◆ Provided information
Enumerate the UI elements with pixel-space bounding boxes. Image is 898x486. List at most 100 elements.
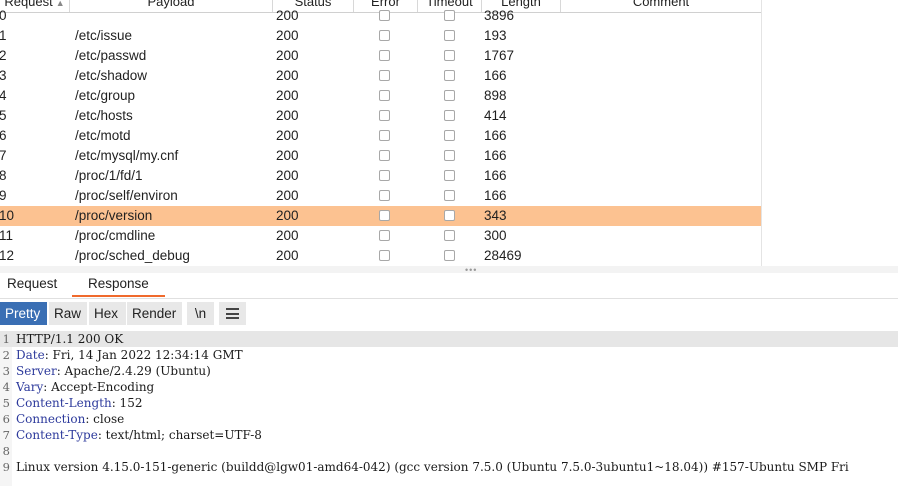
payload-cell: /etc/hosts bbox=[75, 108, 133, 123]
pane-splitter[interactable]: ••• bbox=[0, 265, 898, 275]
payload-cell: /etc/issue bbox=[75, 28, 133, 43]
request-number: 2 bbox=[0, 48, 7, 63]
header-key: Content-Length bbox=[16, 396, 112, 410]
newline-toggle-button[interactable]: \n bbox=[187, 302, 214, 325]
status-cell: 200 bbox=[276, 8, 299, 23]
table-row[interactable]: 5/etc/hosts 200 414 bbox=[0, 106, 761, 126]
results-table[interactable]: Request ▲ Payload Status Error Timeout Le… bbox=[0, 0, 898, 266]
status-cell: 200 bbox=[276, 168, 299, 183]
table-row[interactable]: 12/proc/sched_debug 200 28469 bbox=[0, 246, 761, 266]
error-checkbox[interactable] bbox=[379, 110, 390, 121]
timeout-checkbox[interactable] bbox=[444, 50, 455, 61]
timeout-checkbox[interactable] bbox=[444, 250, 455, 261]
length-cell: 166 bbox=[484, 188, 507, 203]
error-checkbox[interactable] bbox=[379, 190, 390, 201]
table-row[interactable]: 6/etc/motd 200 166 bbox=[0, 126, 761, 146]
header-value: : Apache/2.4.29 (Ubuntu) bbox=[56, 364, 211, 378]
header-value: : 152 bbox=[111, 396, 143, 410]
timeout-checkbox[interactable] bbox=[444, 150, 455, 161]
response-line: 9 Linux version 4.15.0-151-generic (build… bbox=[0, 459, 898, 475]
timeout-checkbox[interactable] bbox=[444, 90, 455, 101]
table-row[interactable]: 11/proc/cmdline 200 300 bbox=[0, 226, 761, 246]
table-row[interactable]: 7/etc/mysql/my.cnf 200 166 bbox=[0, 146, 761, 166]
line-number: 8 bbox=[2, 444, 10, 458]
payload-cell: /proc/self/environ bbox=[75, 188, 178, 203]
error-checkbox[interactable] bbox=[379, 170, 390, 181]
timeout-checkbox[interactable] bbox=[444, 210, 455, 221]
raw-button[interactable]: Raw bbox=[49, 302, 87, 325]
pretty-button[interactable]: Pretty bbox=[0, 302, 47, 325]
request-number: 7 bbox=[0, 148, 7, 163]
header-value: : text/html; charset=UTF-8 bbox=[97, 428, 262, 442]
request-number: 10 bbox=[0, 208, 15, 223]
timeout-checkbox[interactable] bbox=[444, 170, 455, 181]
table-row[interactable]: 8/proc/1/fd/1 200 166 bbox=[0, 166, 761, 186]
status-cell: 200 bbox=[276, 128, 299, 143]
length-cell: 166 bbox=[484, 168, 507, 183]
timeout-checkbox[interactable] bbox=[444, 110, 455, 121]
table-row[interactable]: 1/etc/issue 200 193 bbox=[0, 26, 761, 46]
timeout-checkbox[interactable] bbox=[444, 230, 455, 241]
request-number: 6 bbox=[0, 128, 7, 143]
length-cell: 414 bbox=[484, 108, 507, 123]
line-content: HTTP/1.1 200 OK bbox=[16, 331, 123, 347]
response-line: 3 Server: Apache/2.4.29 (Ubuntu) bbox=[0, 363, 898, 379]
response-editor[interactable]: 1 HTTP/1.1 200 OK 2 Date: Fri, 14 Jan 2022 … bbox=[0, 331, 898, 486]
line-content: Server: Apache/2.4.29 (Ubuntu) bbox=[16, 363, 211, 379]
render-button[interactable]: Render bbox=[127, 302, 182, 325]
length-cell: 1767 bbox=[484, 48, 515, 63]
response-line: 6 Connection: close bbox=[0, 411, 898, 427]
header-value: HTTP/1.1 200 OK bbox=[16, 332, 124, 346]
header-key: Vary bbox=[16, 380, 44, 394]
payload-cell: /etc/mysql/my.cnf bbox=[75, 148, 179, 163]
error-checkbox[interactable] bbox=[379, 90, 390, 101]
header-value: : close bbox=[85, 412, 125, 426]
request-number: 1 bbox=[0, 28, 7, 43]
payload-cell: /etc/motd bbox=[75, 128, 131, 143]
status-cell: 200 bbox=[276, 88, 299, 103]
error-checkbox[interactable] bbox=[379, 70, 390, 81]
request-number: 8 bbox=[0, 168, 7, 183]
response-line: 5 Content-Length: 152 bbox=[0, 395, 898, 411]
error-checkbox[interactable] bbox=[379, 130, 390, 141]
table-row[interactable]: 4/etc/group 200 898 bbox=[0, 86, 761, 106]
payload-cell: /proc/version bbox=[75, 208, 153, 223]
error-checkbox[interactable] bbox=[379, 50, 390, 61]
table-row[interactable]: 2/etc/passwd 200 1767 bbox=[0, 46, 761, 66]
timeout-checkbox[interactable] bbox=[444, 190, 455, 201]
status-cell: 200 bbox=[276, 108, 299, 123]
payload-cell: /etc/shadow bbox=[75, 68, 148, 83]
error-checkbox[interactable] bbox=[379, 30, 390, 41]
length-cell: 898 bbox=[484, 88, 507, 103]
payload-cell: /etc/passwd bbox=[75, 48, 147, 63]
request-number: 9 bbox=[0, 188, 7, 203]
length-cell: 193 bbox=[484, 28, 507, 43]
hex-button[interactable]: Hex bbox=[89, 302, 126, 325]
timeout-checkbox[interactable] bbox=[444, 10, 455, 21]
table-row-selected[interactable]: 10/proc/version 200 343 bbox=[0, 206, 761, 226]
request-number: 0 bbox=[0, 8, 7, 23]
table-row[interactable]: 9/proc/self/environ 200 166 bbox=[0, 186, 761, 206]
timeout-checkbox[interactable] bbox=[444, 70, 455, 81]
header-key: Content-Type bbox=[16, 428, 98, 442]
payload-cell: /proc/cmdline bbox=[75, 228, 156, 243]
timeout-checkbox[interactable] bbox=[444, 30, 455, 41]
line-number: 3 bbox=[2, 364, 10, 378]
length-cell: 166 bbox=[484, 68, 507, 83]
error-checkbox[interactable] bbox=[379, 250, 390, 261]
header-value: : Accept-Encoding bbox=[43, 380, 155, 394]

◆ What is expected
Rewrite all the rows with every "header-value" switched to "header-field-value" and everything else unchanged. Omit the pictures.

◆ The answer
Enumerate the UI elements with pixel-space bounding boxes. Image is 898x486. List at most 100 elements.
payload-cell: /etc/hosts bbox=[75, 108, 133, 123]
pane-splitter[interactable]: ••• bbox=[0, 265, 898, 275]
payload-cell: /etc/issue bbox=[75, 28, 133, 43]
request-number: 2 bbox=[0, 48, 7, 63]
header-key: Content-Length bbox=[16, 396, 112, 410]
newline-toggle-button[interactable]: \n bbox=[187, 302, 214, 325]
status-cell: 200 bbox=[276, 8, 299, 23]
table-row[interactable]: 5/etc/hosts 200 414 bbox=[0, 106, 761, 126]
results-table[interactable]: Request ▲ Payload Status Error Timeout Le… bbox=[0, 0, 898, 266]
status-cell: 200 bbox=[276, 168, 299, 183]
table-row[interactable]: 12/proc/sched_debug 200 28469 bbox=[0, 246, 761, 266]
error-checkbox[interactable] bbox=[379, 110, 390, 121]
timeout-checkbox[interactable] bbox=[444, 50, 455, 61]
timeout-checkbox[interactable] bbox=[444, 250, 455, 261]
length-cell: 166 bbox=[484, 188, 507, 203]
error-checkbox[interactable] bbox=[379, 190, 390, 201]
table-row[interactable]: 6/etc/motd 200 166 bbox=[0, 126, 761, 146]
header-field-value: : Apache/2.4.29 (Ubuntu) bbox=[56, 364, 211, 378]
header-field-value: : 152 bbox=[111, 396, 143, 410]
timeout-checkbox[interactable] bbox=[444, 150, 455, 161]
response-line: 9 Linux version 4.15.0-151-generic (build… bbox=[0, 459, 898, 475]
timeout-checkbox[interactable] bbox=[444, 90, 455, 101]
table-row[interactable]: 11/proc/cmdline 200 300 bbox=[0, 226, 761, 246]
table-row[interactable]: 7/etc/mysql/my.cnf 200 166 bbox=[0, 146, 761, 166]
line-number: 8 bbox=[2, 444, 10, 458]
payload-cell: /proc/self/environ bbox=[75, 188, 178, 203]
error-checkbox[interactable] bbox=[379, 170, 390, 181]
timeout-checkbox[interactable] bbox=[444, 210, 455, 221]
raw-button[interactable]: Raw bbox=[49, 302, 87, 325]
pretty-button[interactable]: Pretty bbox=[0, 302, 47, 325]
request-number: 7 bbox=[0, 148, 7, 163]
header-field-value: : text/html; charset=UTF-8 bbox=[97, 428, 262, 442]
request-number: 10 bbox=[0, 208, 15, 223]
timeout-checkbox[interactable] bbox=[444, 170, 455, 181]
table-row[interactable]: 8/proc/1/fd/1 200 166 bbox=[0, 166, 761, 186]
status-cell: 200 bbox=[276, 128, 299, 143]
length-cell: 166 bbox=[484, 168, 507, 183]
timeout-checkbox[interactable] bbox=[444, 110, 455, 121]
table-row[interactable]: 1/etc/issue 200 193 bbox=[0, 26, 761, 46]
timeout-checkbox[interactable] bbox=[444, 230, 455, 241]
request-number: 6 bbox=[0, 128, 7, 143]
length-cell: 414 bbox=[484, 108, 507, 123]
line-content: HTTP/1.1 200 OK bbox=[16, 331, 123, 347]
response-line: 3 Server: Apache/2.4.29 (Ubuntu) bbox=[0, 363, 898, 379]
response-editor[interactable]: 1 HTTP/1.1 200 OK 2 Date: Fri, 14 Jan 2022 … bbox=[0, 331, 898, 486]
line-content: Server: Apache/2.4.29 (Ubuntu) bbox=[16, 363, 211, 379]
render-button[interactable]: Render bbox=[127, 302, 182, 325]
length-cell: 1767 bbox=[484, 48, 515, 63]
response-line: 6 Connection: close bbox=[0, 411, 898, 427]
header-field-value: HTTP/1.1 200 OK bbox=[16, 332, 124, 346]
header-key: Vary bbox=[16, 380, 44, 394]
payload-cell: /etc/mysql/my.cnf bbox=[75, 148, 179, 163]
error-checkbox[interactable] bbox=[379, 90, 390, 101]
header-field-value: : close bbox=[85, 412, 125, 426]
request-number: 1 bbox=[0, 28, 7, 43]
payload-cell: /etc/motd bbox=[75, 128, 131, 143]
status-cell: 200 bbox=[276, 88, 299, 103]
error-checkbox[interactable] bbox=[379, 70, 390, 81]
request-number: 8 bbox=[0, 168, 7, 183]
response-line: 5 Content-Length: 152 bbox=[0, 395, 898, 411]
error-checkbox[interactable] bbox=[379, 130, 390, 141]
table-row[interactable]: 4/etc/group 200 898 bbox=[0, 86, 761, 106]
payload-cell: /proc/version bbox=[75, 208, 153, 223]
error-checkbox[interactable] bbox=[379, 50, 390, 61]
table-row[interactable]: 2/etc/passwd 200 1767 bbox=[0, 46, 761, 66]
timeout-checkbox[interactable] bbox=[444, 190, 455, 201]
status-cell: 200 bbox=[276, 108, 299, 123]
payload-cell: /etc/shadow bbox=[75, 68, 148, 83]
error-checkbox[interactable] bbox=[379, 30, 390, 41]
length-cell: 898 bbox=[484, 88, 507, 103]
payload-cell: /etc/passwd bbox=[75, 48, 147, 63]
request-number: 9 bbox=[0, 188, 7, 203]
length-cell: 193 bbox=[484, 28, 507, 43]
hex-button[interactable]: Hex bbox=[89, 302, 126, 325]
timeout-checkbox[interactable] bbox=[444, 10, 455, 21]
table-row-selected[interactable]: 10/proc/version 200 343 bbox=[0, 206, 761, 226]
request-number: 0 bbox=[0, 8, 7, 23]
table-row[interactable]: 9/proc/self/environ 200 166 bbox=[0, 186, 761, 206]
timeout-checkbox[interactable] bbox=[444, 70, 455, 81]
header-key: Content-Type bbox=[16, 428, 98, 442]
payload-cell: /proc/cmdline bbox=[75, 228, 156, 243]
timeout-checkbox[interactable] bbox=[444, 30, 455, 41]
line-number: 3 bbox=[2, 364, 10, 378]
length-cell: 166 bbox=[484, 68, 507, 83]
error-checkbox[interactable] bbox=[379, 250, 390, 261]
header-field-value: : Accept-Encoding bbox=[43, 380, 155, 394]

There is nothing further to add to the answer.